**Data**
____
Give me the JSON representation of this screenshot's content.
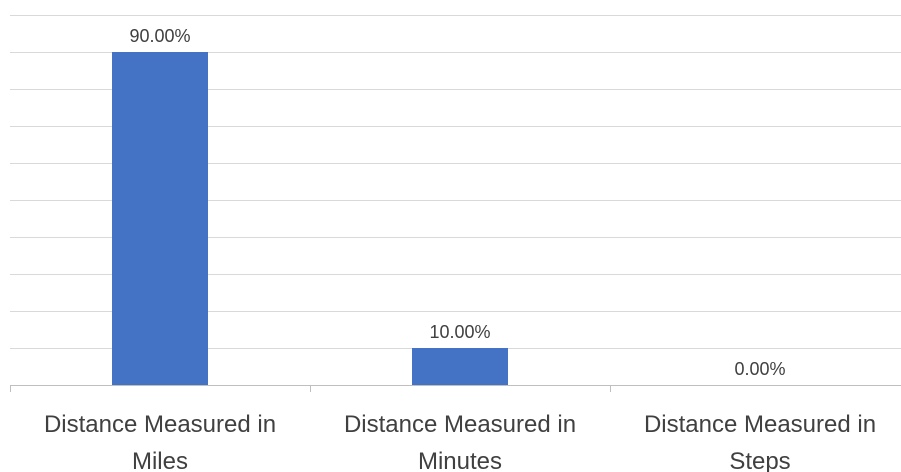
{
  "chart_data": {
    "type": "bar",
    "title": "",
    "xlabel": "",
    "ylabel": "",
    "categories": [
      [
        "Distance Measured in",
        "Miles"
      ],
      [
        "Distance Measured in",
        "Minutes"
      ],
      [
        "Distance Measured in",
        "Steps"
      ]
    ],
    "values": [
      90,
      10,
      0
    ],
    "data_labels": [
      "90.00%",
      "10.00%",
      "0.00%"
    ],
    "ylim": [
      0,
      100
    ],
    "y_gridline_step": 10,
    "grid": true,
    "legend": "none",
    "colors": {
      "bar": "#4472c4",
      "grid": "#d9d9d9",
      "text": "#404040"
    }
  }
}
____
**What to work on**
Above are records to transcribe exactly; leave their pictures out.

**Solution for this task**
Give me the JSON representation of this screenshot's content.
{
  "chart_data": {
    "type": "bar",
    "title": "",
    "xlabel": "",
    "ylabel": "",
    "categories": [
      [
        "Distance Measured in",
        "Miles"
      ],
      [
        "Distance Measured in",
        "Minutes"
      ],
      [
        "Distance Measured in",
        "Steps"
      ]
    ],
    "values": [
      90,
      10,
      0
    ],
    "data_labels": [
      "90.00%",
      "10.00%",
      "0.00%"
    ],
    "ylim": [
      0,
      100
    ],
    "y_gridline_step": 10,
    "grid": true,
    "legend": "none",
    "colors": {
      "bar": "#4472c4",
      "grid": "#d9d9d9",
      "text": "#404040"
    }
  }
}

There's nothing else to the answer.